* Source text:
++++++

The Kairos Center for Religions, Rights and Social Justice, along with the Anti-Poverty Network of New Jersey, selected me to represent my state at the launch of the 2018 Poor People’s Campaign commencing on May 11th in Washington D.C. with 40 days of civil disobedience.

On the train ride there, I got a text message from a homeless man in his late twenties letting me know that he just got a job stacking shelves at night in a department store. The young man is homeless in part because he was raised by an abusive, alcoholic father. As a result, he lacks self-esteem and self-confidence in social settings, including work.

I knew that the job would not pay well enough to allow him to afford indoor housing, but it was still a step in the right direction. So I supported and encouraged him to try to make it work. I also kept him updated throughout the weekend on what was going on in D.C. It made him feel as though there were people looking out for him, and reminded me who and what we were campaigning for.

We — representatives of 31 states — checked into the Washington International Hostel in downtown D.C. on Sunday May 10th.

On the first night of our stay, we attended a mass meeting (as our itinerary described it) at the National City Christian Church. We walked there. On the way, I noted four or more impressive looking Christian churches of various denominations. But none was more impressive than the National City Church. In fact, it was an epic cathedral.

I recognized it as the place where, on TV, members of our political elites get married and eulogized.

++++++

* Information supplied:
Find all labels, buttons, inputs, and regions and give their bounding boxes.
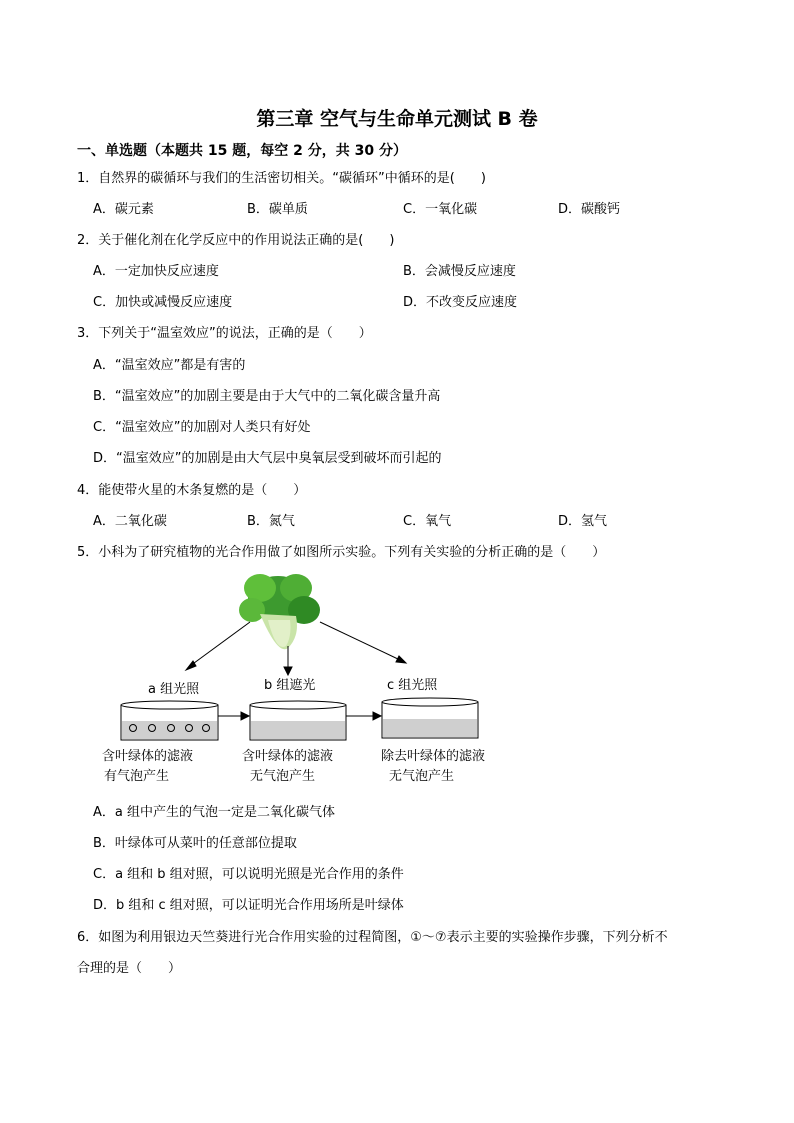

++++++

* Required tasks:
a) Please repeat the passage of the Poor People's Campaign account word for word, starting at "On the train" and ending at "settings, including work.".
b) Write the next part of the Poor People's Campaign account, picking up after its final sentence.

* Responses by task:
a)
On the train ride there, I got a text message from a homeless man in his late twenties letting me know that he just got a job stacking shelves at night in a department store. The young man is homeless in part because he was raised by an abusive, alcoholic father. As a result, he lacks self-esteem and self-confidence in social settings, including work.

b)
It was the first time I heard the Reverend William Barber speak, or orate I guess is the better term. This was also very impressive. Not only could he orate well, he was also very specific and well-informed about why we have systemic poverty in America.

Same with Liz Theorosis from the Kairos Center, who also spoke about the nuts and bolts of poverty in America — 140 million American living in poverty — and orated about it impressively.

So I expected that after we got passed the pep rally aspect of being anti-poverty advocates, we’d get down to the real business of doing some specific things to counteract this.

I can’t say that I was surprised that we/they didn’t. By necessity, not choice, I work with religious advocates for the poor and homeless on a regular basis. By default, they are usually the only ones who seem to care about this issue. But they talk and pray over the poor and homeless.

If half of the large, well-appointed churches in D.C. opened a wing of their operations to shelter and provide services to the homeless — and there are lots of them on the streets — it would go a long way toward significantly reducing the problem and providing some real relief.

The next day, Monday May 11, was when we would start the civil disobedience. We were instructed on what to do: stop traffic on the street in front of the Capitol and allow ourselves to be arrested without physical resistance. They also informed us that we would each receive a fine of $50.00 for our misconduct, and that the Kairos organization would pay for it.

I chose not to participate. For one thing, it was a choreographed act, not spontaneous, and secondly, there were more than 300 of us doing this. That meant $15.000.00 in fines that really seemed more like a passive donation to the police.

I could have used that kind of money to put a down payment on an emergency housing facility in the community where I live so that people like the young man I mentioned earlier could have a safe and secure place from which to get their lives back on track and permanently move out of poverty.

I also did not put on a black and yellow T-shirt that read The 2018 Campaign for the Poor: A Moral Revival.

Instead, I wore a shirt promoting KYDS: Konscious Youth Development and Services, a community-based program I participate in Asbury Park, NJ, which provides young adults living in poverty with practical life skills so that they can break the cycle of poverty, violence and criminality they grew up in. We were given talking points to tell the media, if asked.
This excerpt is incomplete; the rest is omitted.